→ Task to carry out:
Work out the number of lines containing "JSON". Give that number alone.

→ Figure dataset records:

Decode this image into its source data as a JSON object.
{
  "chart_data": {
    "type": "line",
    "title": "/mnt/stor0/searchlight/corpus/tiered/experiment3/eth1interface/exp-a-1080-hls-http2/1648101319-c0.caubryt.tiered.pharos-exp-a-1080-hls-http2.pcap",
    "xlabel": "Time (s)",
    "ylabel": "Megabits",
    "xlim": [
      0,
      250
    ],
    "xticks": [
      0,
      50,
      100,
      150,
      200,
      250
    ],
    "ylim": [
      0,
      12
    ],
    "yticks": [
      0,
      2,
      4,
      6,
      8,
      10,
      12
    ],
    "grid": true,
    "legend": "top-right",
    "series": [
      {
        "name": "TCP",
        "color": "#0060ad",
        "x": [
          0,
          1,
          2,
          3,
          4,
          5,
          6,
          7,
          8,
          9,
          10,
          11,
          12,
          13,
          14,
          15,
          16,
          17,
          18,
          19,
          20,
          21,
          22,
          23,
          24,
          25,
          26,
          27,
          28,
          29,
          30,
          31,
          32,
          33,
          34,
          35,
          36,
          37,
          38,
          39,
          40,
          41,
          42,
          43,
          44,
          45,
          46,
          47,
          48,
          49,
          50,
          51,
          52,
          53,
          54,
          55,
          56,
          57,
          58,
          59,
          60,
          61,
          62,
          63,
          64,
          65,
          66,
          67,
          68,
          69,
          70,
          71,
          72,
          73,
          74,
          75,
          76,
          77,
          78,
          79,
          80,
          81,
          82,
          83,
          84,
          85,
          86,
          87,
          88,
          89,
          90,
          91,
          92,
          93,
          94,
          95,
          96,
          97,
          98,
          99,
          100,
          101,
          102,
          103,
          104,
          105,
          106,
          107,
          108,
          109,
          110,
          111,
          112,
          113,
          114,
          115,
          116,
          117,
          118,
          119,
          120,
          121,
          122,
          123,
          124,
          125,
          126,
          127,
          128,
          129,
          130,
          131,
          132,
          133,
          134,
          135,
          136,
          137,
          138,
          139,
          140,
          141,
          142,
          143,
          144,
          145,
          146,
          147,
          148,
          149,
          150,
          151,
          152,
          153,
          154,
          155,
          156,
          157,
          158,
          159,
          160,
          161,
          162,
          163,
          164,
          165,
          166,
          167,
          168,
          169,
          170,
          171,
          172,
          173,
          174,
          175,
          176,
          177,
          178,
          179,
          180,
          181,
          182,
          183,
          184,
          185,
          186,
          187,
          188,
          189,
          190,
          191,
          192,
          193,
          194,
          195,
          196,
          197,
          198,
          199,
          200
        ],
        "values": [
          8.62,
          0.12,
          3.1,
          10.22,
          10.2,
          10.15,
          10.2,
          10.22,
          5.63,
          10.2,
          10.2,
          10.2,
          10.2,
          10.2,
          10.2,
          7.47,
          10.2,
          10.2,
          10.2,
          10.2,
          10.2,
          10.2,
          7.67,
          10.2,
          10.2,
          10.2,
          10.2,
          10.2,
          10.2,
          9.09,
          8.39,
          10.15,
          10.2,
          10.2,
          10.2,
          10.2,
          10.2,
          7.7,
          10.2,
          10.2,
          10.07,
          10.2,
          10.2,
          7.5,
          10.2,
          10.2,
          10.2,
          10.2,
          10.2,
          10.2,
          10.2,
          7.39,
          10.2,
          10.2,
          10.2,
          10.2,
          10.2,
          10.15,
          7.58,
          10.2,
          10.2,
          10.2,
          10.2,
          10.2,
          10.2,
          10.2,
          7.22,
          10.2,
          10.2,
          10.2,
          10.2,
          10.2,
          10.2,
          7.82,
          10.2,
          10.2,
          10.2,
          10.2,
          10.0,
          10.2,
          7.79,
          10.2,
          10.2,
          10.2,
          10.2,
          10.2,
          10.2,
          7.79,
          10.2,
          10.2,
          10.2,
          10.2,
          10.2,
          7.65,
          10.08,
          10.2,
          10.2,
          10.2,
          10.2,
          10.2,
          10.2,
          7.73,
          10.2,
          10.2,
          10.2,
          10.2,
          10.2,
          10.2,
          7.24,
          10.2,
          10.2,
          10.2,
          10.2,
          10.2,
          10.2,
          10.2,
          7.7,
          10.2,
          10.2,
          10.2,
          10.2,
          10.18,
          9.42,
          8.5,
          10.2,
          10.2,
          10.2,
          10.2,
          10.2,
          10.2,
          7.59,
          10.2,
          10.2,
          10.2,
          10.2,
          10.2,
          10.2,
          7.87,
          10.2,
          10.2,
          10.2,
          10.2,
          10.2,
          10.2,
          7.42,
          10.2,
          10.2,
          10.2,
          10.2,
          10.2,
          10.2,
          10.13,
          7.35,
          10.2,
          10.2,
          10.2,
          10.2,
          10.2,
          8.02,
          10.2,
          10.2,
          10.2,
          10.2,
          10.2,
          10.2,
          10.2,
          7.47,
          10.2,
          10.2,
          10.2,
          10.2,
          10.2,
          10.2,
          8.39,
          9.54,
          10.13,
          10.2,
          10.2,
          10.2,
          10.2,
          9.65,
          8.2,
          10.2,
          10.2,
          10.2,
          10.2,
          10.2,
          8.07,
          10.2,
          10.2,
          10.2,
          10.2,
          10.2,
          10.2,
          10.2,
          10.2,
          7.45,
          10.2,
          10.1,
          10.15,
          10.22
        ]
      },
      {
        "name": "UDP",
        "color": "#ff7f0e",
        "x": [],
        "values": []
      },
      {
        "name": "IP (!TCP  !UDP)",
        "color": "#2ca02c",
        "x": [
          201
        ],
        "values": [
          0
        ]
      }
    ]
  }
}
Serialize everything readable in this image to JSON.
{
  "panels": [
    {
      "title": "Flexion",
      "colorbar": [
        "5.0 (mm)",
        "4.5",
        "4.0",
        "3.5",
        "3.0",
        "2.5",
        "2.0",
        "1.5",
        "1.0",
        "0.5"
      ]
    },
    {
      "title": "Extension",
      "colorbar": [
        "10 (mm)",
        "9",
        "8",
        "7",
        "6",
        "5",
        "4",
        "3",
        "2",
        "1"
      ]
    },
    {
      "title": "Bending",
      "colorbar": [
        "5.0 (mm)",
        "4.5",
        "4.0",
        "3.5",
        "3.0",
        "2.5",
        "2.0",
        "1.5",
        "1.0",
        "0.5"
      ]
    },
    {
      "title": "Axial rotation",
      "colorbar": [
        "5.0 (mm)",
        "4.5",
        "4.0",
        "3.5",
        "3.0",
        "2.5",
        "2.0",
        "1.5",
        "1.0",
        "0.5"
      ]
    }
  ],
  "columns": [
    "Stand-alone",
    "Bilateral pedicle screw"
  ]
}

→ Output of the exercise:
2